Please output the entries below from the line that contains "Transcribe this image's" through the final line, reproduced exactly and alone.

## DATA FOR PROCESSING
******************************
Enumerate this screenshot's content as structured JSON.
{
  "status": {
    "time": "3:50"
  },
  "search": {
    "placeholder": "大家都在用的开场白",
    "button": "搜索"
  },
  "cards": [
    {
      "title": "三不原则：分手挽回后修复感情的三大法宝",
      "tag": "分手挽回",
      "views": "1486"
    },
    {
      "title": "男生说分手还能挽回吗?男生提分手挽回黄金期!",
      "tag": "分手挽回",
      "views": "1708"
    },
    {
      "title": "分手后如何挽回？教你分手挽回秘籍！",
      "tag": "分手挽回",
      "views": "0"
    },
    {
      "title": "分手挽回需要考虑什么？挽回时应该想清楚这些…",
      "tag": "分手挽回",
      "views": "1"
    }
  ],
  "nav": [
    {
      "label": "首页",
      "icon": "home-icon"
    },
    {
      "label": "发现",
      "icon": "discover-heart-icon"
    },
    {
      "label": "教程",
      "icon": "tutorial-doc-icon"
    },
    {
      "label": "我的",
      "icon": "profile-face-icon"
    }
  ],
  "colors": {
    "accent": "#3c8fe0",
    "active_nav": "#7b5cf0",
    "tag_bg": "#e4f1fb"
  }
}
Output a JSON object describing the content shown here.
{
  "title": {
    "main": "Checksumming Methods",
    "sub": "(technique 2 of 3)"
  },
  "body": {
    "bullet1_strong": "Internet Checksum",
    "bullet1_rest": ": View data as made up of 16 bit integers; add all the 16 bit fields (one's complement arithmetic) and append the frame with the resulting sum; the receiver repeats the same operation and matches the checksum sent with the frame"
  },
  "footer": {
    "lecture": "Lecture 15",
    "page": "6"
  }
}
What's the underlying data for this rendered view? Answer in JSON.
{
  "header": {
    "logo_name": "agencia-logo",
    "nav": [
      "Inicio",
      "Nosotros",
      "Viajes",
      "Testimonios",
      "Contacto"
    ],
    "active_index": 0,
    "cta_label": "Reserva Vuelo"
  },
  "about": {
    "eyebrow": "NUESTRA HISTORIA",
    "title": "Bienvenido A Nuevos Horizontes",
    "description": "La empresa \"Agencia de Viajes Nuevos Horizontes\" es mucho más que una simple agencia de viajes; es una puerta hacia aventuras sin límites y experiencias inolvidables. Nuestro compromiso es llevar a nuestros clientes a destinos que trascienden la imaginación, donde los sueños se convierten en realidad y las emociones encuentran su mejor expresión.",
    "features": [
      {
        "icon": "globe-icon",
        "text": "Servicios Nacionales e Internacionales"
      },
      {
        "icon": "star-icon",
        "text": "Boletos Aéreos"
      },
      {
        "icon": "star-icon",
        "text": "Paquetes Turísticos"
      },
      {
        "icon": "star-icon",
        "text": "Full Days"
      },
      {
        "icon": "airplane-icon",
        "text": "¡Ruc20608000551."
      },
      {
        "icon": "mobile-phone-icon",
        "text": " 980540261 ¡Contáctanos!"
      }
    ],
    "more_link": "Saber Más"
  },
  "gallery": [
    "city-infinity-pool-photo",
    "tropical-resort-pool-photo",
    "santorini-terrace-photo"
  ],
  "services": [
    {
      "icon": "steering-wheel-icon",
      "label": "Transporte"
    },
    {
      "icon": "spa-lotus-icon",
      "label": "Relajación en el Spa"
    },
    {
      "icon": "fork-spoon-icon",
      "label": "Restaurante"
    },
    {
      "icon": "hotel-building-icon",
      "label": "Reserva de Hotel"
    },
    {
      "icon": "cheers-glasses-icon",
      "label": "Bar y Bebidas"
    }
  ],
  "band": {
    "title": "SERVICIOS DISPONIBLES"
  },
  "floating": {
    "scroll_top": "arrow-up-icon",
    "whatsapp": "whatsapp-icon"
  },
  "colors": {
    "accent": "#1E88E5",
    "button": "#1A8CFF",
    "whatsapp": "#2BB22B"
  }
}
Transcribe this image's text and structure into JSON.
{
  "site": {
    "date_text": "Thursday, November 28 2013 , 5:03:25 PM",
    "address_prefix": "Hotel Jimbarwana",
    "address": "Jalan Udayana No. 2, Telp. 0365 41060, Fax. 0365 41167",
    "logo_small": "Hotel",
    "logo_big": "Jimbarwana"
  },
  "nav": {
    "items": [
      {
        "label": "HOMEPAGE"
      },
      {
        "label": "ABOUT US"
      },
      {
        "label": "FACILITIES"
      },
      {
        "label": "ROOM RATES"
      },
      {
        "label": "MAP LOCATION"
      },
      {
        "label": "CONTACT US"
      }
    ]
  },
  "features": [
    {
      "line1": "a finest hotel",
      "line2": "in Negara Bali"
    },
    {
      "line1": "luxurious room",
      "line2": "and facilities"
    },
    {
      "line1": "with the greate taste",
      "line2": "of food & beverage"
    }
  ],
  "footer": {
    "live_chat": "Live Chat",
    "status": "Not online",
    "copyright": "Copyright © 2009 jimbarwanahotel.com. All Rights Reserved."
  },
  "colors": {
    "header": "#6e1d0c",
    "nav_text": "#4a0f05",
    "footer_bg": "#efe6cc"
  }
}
******************************
## CORRECT RESPONSE
Transcribe this image's text and structure into JSON.
{
  "site": {
    "date_text": "Thursday, November 28 2013 , 5:03:25 PM",
    "address_prefix": "Hotel Jimbarwana",
    "address": "Jalan Udayana No. 2, Telp. 0365 41060, Fax. 0365 41167",
    "logo_small": "Hotel",
    "logo_big": "Jimbarwana"
  },
  "nav": {
    "items": [
      {
        "label": "HOMEPAGE"
      },
      {
        "label": "ABOUT US"
      },
      {
        "label": "FACILITIES"
      },
      {
        "label": "ROOM RATES"
      },
      {
        "label": "MAP LOCATION"
      },
      {
        "label": "CONTACT US"
      }
    ]
  },
  "features": [
    {
      "line1": "a finest hotel",
      "line2": "in Negara Bali"
    },
    {
      "line1": "luxurious room",
      "line2": "and facilities"
    },
    {
      "line1": "with the greate taste",
      "line2": "of food & beverage"
    }
  ],
  "footer": {
    "live_chat": "Live Chat",
    "status": "Not online",
    "copyright": "Copyright © 2009 jimbarwanahotel.com. All Rights Reserved."
  },
  "colors": {
    "header": "#6e1d0c",
    "nav_text": "#4a0f05",
    "footer_bg": "#efe6cc"
  }
}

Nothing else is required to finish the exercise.